- What to do: Return each line that holds the word "일어나는".

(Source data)

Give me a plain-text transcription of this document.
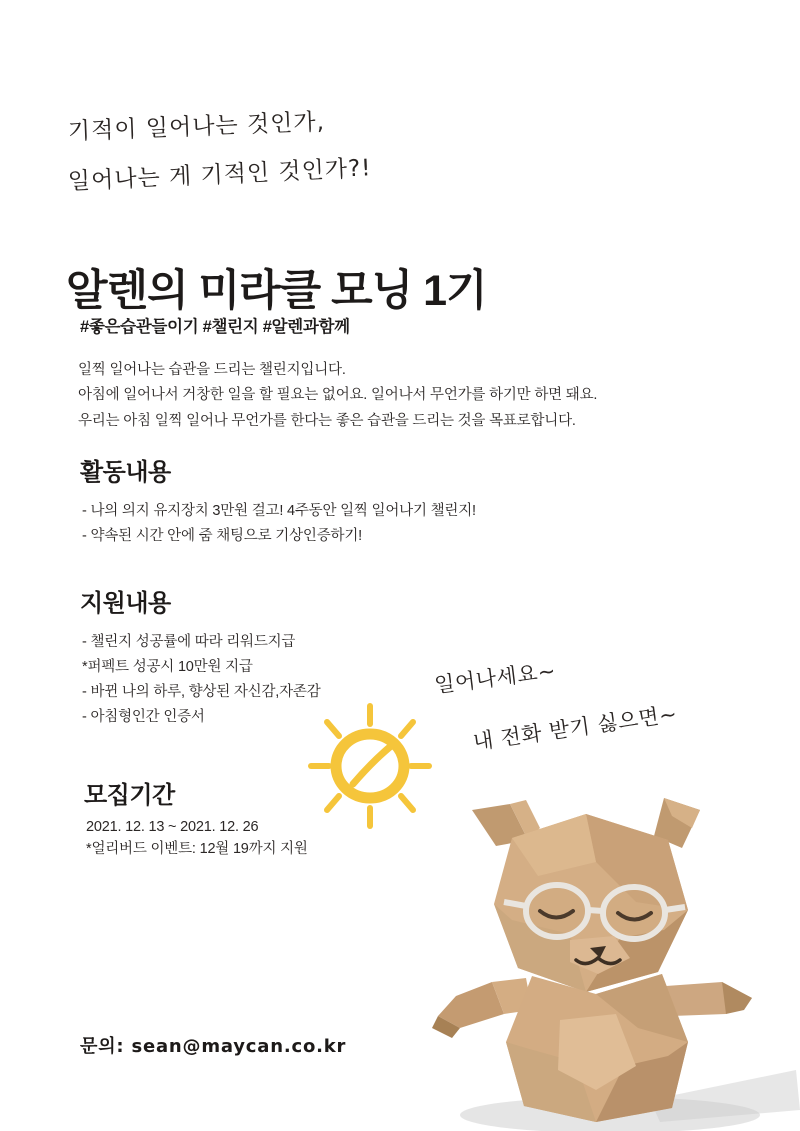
기적이 일어나는 것인가,
일어나는 게 기적인 것인가?!
알렌의 미라클 모닝 1기
#좋은습관들이기 #챌린지 #알렌과함께
일찍 일어나는 습관을 드리는 챌린지입니다.
아침에 일어나서 거창한 일을 할 필요는 없어요. 일어나서 무언가를 하기만 하면 돼요.
우리는 아침 일찍 일어나 무언가를 한다는 좋은 습관을 드리는 것을 목표로합니다.
활동내용
- 나의 의지 유지장치 3만원 걸고! 4주동안 일찍 일어나기 챌린지!
- 약속된 시간 안에 줌 채팅으로 기상인증하기!
지원내용
- 챌린지 성공률에 따라 리워드지급
*퍼펙트 성공시 10만원 지급
- 바뀐 나의 하루, 향상된 자신감,자존감
- 아침형인간 인증서
모집기간
2021. 12. 13 ~ 2021. 12. 26
*얼리버드 이벤트: 12월 19까지 지원
일어나세요~
내 전화 받기 싫으면~
문의: sean@maycan.co.kr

- Complete response:
기적이 일어나는 것인가,
일어나는 게 기적인 것인가?!
일찍 일어나는 습관을 드리는 챌린지입니다.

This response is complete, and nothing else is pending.